[Stored items]
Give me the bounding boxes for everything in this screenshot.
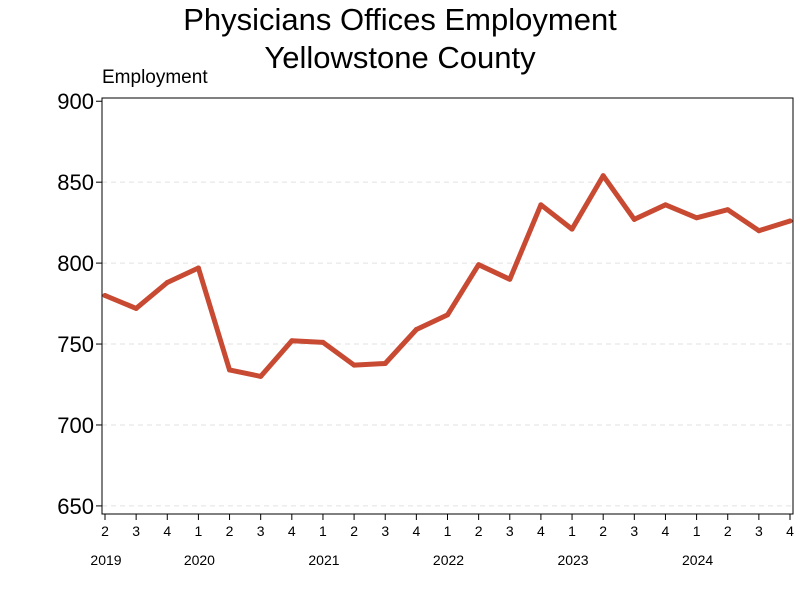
data-point (662, 202, 668, 208)
x-quarter-label: 4 (786, 523, 794, 539)
x-quarter-label: 3 (257, 523, 265, 539)
y-tick-label: 800 (57, 251, 94, 276)
y-axis-label: Employment (102, 67, 208, 88)
x-quarter-label: 2 (101, 523, 109, 539)
x-quarter-label: 4 (537, 523, 545, 539)
x-year-label: 2019 (90, 552, 121, 568)
x-quarter-label: 2 (599, 523, 607, 539)
x-quarter-label: 4 (163, 523, 171, 539)
data-point (725, 207, 731, 213)
data-point (289, 338, 295, 344)
y-tick-label: 750 (57, 332, 94, 357)
x-quarter-label: 3 (755, 523, 763, 539)
x-quarter-label: 2 (475, 523, 483, 539)
data-point (600, 173, 606, 179)
x-year-label: 2023 (557, 552, 588, 568)
data-point (631, 216, 637, 222)
y-tick-label: 700 (57, 413, 94, 438)
x-quarter-label: 3 (506, 523, 514, 539)
data-point (164, 280, 170, 286)
x-quarter-label: 1 (568, 523, 576, 539)
x-quarter-label: 4 (288, 523, 296, 539)
x-quarter-label: 1 (195, 523, 203, 539)
y-tick-label: 650 (57, 494, 94, 519)
x-year-label: 2021 (308, 552, 339, 568)
chart-subtitle: Yellowstone County (264, 40, 536, 75)
x-year-label: 2024 (682, 552, 713, 568)
data-point (195, 265, 201, 271)
data-point (320, 339, 326, 345)
x-quarter-label: 2 (350, 523, 358, 539)
x-quarter-label: 3 (630, 523, 638, 539)
data-point (258, 373, 264, 379)
data-point (507, 276, 513, 282)
x-quarter-label: 4 (662, 523, 670, 539)
x-quarter-label: 1 (319, 523, 327, 539)
data-point (445, 312, 450, 318)
x-quarter-label: 2 (226, 523, 234, 539)
data-point (413, 326, 419, 332)
data-point (227, 367, 233, 373)
data-point (787, 218, 793, 224)
x-year-label: 2020 (184, 552, 215, 568)
x-quarter-label: 1 (444, 523, 452, 539)
data-point (351, 362, 357, 368)
x-quarter-label: 2 (724, 523, 732, 539)
x-year-label: 2022 (433, 552, 464, 568)
data-point (476, 262, 482, 268)
data-point (694, 215, 700, 221)
data-point (756, 228, 762, 234)
x-quarter-label: 3 (381, 523, 389, 539)
data-point (538, 202, 544, 208)
data-point (382, 360, 388, 366)
data-point (569, 226, 575, 232)
chart-title: Physicians Offices Employment (183, 2, 617, 37)
x-quarter-label: 1 (693, 523, 701, 539)
y-tick-label: 850 (57, 170, 94, 195)
x-quarter-label: 4 (412, 523, 420, 539)
series-line (102, 173, 793, 379)
plot-frame (101, 97, 794, 515)
x-quarter-label: 3 (132, 523, 140, 539)
data-point (102, 292, 108, 298)
y-tick-label: 900 (57, 89, 94, 114)
data-point (133, 305, 139, 311)
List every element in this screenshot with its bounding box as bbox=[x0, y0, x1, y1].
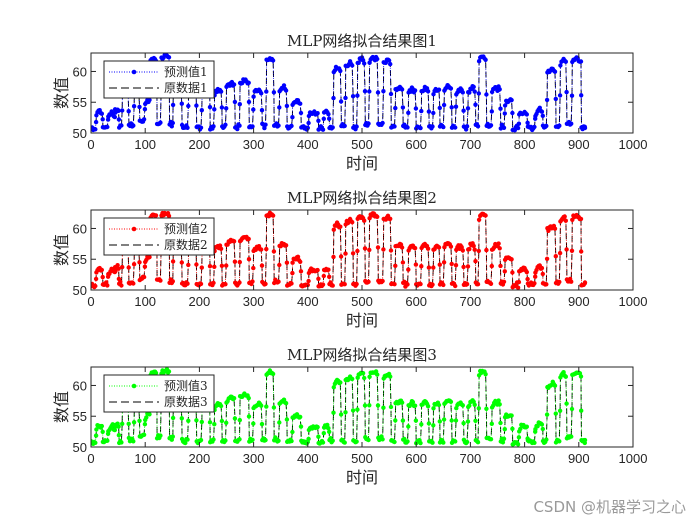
x-tick-label: 800 bbox=[514, 451, 536, 466]
x-tick-label: 0 bbox=[87, 294, 94, 309]
chart-title: MLP网络拟合结果图1 bbox=[287, 32, 437, 50]
x-tick-label: 300 bbox=[243, 451, 265, 466]
x-tick-label: 400 bbox=[297, 451, 319, 466]
x-tick-label: 0 bbox=[87, 137, 94, 152]
x-tick-label: 1000 bbox=[619, 137, 648, 152]
x-tick-label: 300 bbox=[243, 137, 265, 152]
x-tick-label: 400 bbox=[297, 137, 319, 152]
y-tick-label: 50 bbox=[73, 440, 87, 455]
x-tick-label: 200 bbox=[189, 294, 211, 309]
x-tick-label: 1000 bbox=[619, 294, 648, 309]
x-tick-label: 1000 bbox=[619, 451, 648, 466]
x-tick-label: 700 bbox=[460, 294, 482, 309]
x-tick-label: 900 bbox=[568, 137, 590, 152]
x-tick-label: 900 bbox=[568, 294, 590, 309]
y-tick-label: 60 bbox=[73, 221, 87, 236]
x-tick-label: 500 bbox=[351, 451, 373, 466]
x-tick-label: 800 bbox=[514, 137, 536, 152]
legend-label-predicted: 预测值2 bbox=[164, 221, 208, 236]
x-tick-label: 200 bbox=[189, 451, 211, 466]
chart-title: MLP网络拟合结果图3 bbox=[287, 346, 437, 364]
x-tick-label: 700 bbox=[460, 137, 482, 152]
plot-area bbox=[91, 53, 588, 133]
legend-label-original: 原数据2 bbox=[164, 237, 208, 252]
x-tick-label: 100 bbox=[134, 137, 156, 152]
x-tick-label: 800 bbox=[514, 294, 536, 309]
x-tick-label: 400 bbox=[297, 294, 319, 309]
legend-label-predicted: 预测值3 bbox=[164, 378, 208, 393]
y-tick-label: 60 bbox=[73, 64, 87, 79]
watermark: CSDN @机器学习之心 bbox=[533, 498, 686, 516]
y-tick-label: 50 bbox=[73, 126, 87, 141]
x-tick-label: 600 bbox=[405, 451, 427, 466]
plot-area bbox=[91, 210, 588, 290]
x-axis-label: 时间 bbox=[346, 468, 378, 487]
x-tick-label: 600 bbox=[405, 137, 427, 152]
y-axis-label: 数值 bbox=[52, 77, 71, 109]
x-tick-label: 500 bbox=[351, 294, 373, 309]
x-tick-label: 100 bbox=[134, 294, 156, 309]
x-tick-label: 900 bbox=[568, 451, 590, 466]
legend-label-original: 原数据3 bbox=[164, 394, 208, 409]
y-tick-label: 50 bbox=[73, 283, 87, 298]
x-tick-label: 100 bbox=[134, 451, 156, 466]
subplot-1: MLP网络拟合结果图1 0 100 200 300 400 500 600 700 800 900 1… bbox=[52, 32, 647, 173]
y-tick-label: 60 bbox=[73, 378, 87, 393]
y-tick-label: 55 bbox=[73, 252, 87, 267]
x-tick-label: 0 bbox=[87, 451, 94, 466]
series-predicted-markers bbox=[91, 210, 588, 290]
x-axis-label: 时间 bbox=[346, 154, 378, 173]
legend-label-original: 原数据1 bbox=[164, 80, 208, 95]
x-tick-label: 200 bbox=[189, 137, 211, 152]
x-tick-label: 300 bbox=[243, 294, 265, 309]
legend-label-predicted: 预测值1 bbox=[164, 64, 208, 79]
subplot-2: MLP网络拟合结果图2 0 100 200 300 400 500 600 700 800 900 1… bbox=[52, 189, 647, 330]
x-tick-label: 600 bbox=[405, 294, 427, 309]
subplot-3: MLP网络拟合结果图3 0 100 200 300 400 500 600 700 800 900 1… bbox=[52, 346, 647, 487]
y-axis-label: 数值 bbox=[52, 234, 71, 266]
y-tick-label: 55 bbox=[73, 95, 87, 110]
x-tick-label: 700 bbox=[460, 451, 482, 466]
y-axis-label: 数值 bbox=[52, 391, 71, 423]
x-tick-label: 500 bbox=[351, 137, 373, 152]
y-tick-label: 55 bbox=[73, 409, 87, 424]
series-predicted-markers bbox=[91, 53, 588, 133]
chart-title: MLP网络拟合结果图2 bbox=[287, 189, 437, 207]
x-axis-label: 时间 bbox=[346, 311, 378, 330]
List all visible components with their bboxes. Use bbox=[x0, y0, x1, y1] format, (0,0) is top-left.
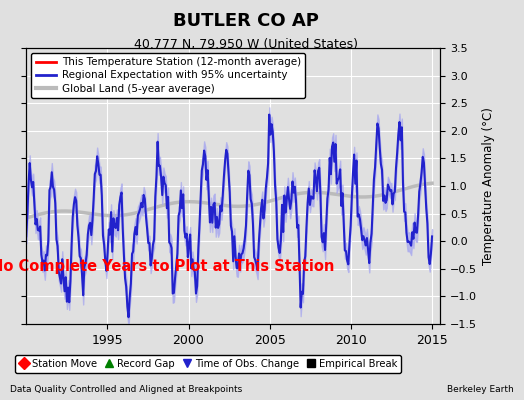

*YOUR OBJECTIVE*:
Collect each line in the Stored items above that contains the string "subplot". Copy those lines in full.

*RESULT OF THE EXERCISE*:
subplot-1: MLP网络拟合结果图1 0 100 200 300 400 500 600 700 800 900 1… bbox=[52, 32, 647, 173]
subplot-2: MLP网络拟合结果图2 0 100 200 300 400 500 600 700 800 900 1… bbox=[52, 189, 647, 330]
subplot-3: MLP网络拟合结果图3 0 100 200 300 400 500 600 700 800 900 1… bbox=[52, 346, 647, 487]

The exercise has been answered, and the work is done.